* START RECORDED INFORMATION *

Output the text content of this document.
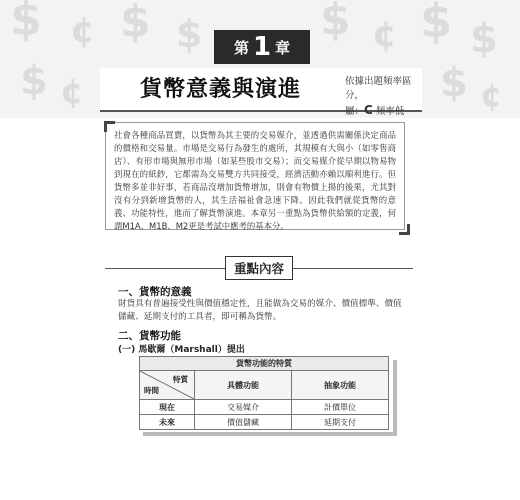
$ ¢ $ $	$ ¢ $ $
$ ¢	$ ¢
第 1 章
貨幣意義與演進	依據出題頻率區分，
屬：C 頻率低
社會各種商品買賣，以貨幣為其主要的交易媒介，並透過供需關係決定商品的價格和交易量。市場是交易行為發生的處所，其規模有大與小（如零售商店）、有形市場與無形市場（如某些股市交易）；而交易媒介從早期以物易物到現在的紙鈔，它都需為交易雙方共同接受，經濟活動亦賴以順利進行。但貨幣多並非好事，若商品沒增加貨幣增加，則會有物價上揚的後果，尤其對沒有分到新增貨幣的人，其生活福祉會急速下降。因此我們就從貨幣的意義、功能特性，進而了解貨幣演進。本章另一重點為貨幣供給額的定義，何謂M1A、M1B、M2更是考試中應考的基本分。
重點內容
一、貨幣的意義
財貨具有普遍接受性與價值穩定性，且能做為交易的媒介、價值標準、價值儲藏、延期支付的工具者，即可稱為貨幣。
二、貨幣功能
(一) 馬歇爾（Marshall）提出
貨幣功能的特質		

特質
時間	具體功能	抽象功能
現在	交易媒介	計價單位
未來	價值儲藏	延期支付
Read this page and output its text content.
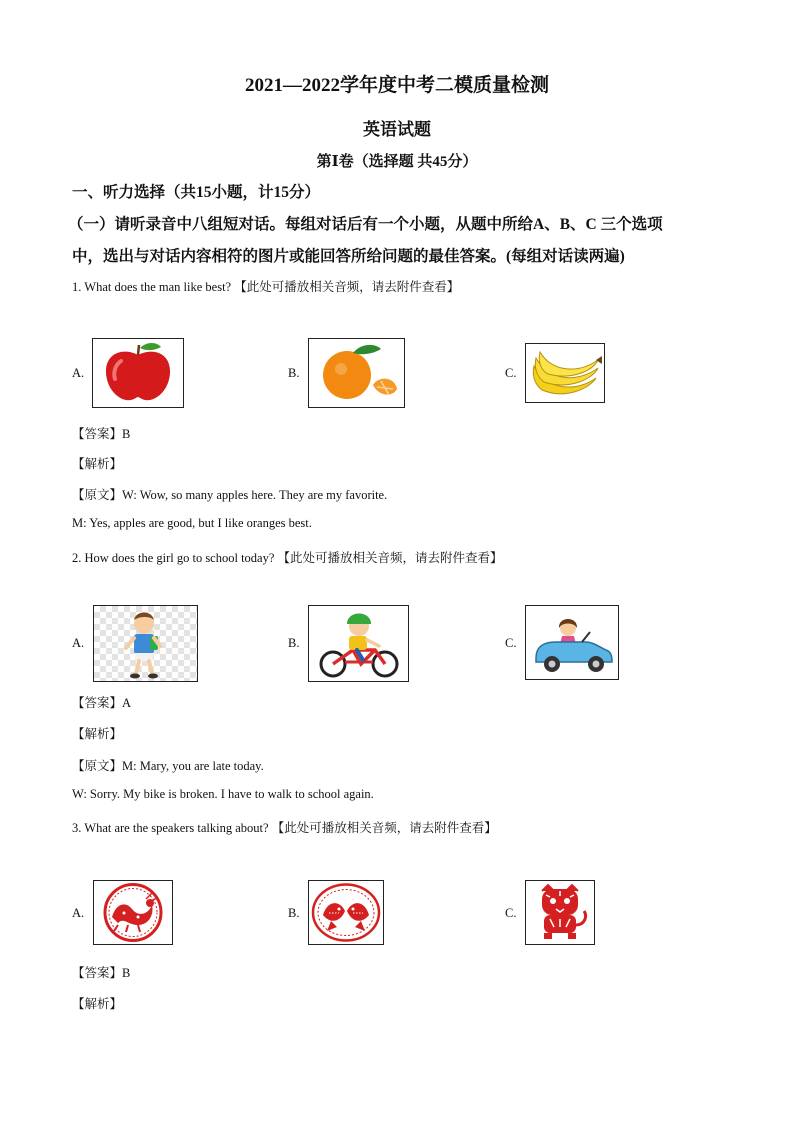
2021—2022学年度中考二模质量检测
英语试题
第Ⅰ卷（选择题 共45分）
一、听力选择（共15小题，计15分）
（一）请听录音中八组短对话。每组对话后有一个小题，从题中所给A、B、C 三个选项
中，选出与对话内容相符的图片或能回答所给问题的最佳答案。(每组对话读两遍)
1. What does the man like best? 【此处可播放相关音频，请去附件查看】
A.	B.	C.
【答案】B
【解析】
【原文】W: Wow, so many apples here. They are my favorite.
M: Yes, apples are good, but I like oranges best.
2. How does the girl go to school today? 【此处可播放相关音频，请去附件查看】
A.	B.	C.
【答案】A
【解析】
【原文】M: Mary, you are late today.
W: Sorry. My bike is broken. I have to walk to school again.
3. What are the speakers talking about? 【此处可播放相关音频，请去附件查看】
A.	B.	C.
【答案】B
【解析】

* END RECORDED INFORMATION *
* START RECORDED INFORMATION *

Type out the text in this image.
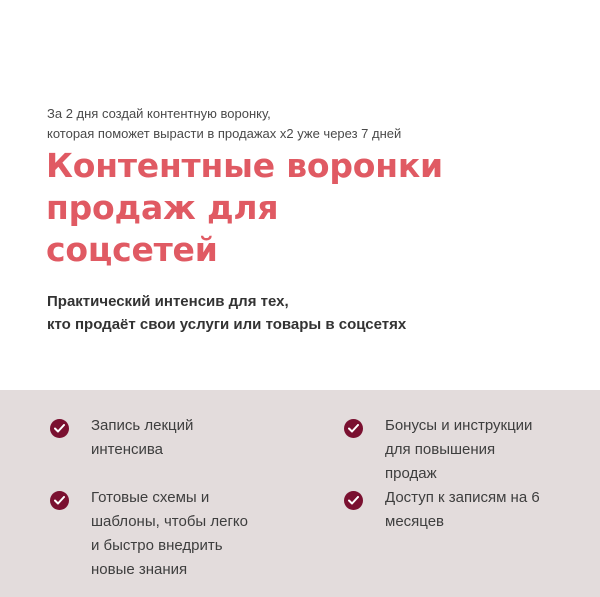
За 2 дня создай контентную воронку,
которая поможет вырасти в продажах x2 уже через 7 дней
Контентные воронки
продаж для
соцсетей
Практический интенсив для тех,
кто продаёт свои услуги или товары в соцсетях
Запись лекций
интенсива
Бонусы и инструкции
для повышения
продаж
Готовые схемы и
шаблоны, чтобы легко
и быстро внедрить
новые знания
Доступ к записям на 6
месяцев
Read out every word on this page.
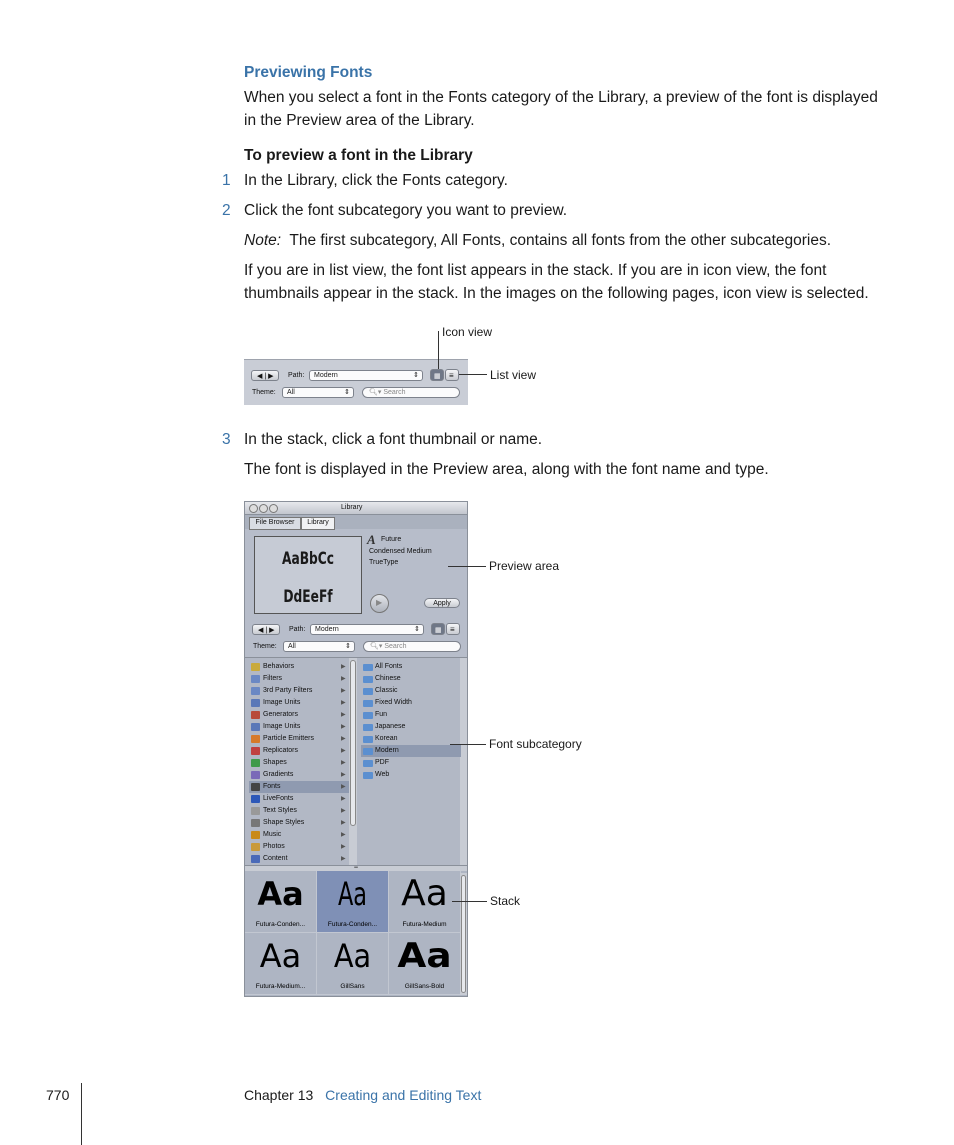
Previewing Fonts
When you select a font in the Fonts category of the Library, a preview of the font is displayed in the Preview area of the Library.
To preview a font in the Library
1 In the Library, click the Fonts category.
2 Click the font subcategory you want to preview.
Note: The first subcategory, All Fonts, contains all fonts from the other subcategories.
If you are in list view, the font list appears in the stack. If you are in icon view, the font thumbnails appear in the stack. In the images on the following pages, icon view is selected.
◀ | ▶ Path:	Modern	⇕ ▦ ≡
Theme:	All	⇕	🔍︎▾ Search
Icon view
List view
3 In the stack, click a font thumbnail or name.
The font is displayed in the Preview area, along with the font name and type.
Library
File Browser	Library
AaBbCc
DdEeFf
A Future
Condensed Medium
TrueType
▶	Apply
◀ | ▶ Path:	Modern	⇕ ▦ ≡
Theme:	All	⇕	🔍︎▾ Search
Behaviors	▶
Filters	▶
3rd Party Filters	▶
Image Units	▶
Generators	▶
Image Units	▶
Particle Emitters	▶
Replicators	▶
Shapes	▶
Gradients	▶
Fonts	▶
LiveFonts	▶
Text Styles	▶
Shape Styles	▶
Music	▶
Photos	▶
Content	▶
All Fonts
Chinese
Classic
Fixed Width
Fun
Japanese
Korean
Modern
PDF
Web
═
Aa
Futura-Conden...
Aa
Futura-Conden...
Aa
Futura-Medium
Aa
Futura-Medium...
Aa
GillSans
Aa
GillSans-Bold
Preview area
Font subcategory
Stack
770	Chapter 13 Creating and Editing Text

* END RECORDED INFORMATION *

_OBJECTIVE_:
Return every line from the records above that holds the word "best".

_RESPONSE TO THE TASK_:
1. What does the man like best? 【此处可播放相关音频，请去附件查看】
M: Yes, apples are good, but I like oranges best.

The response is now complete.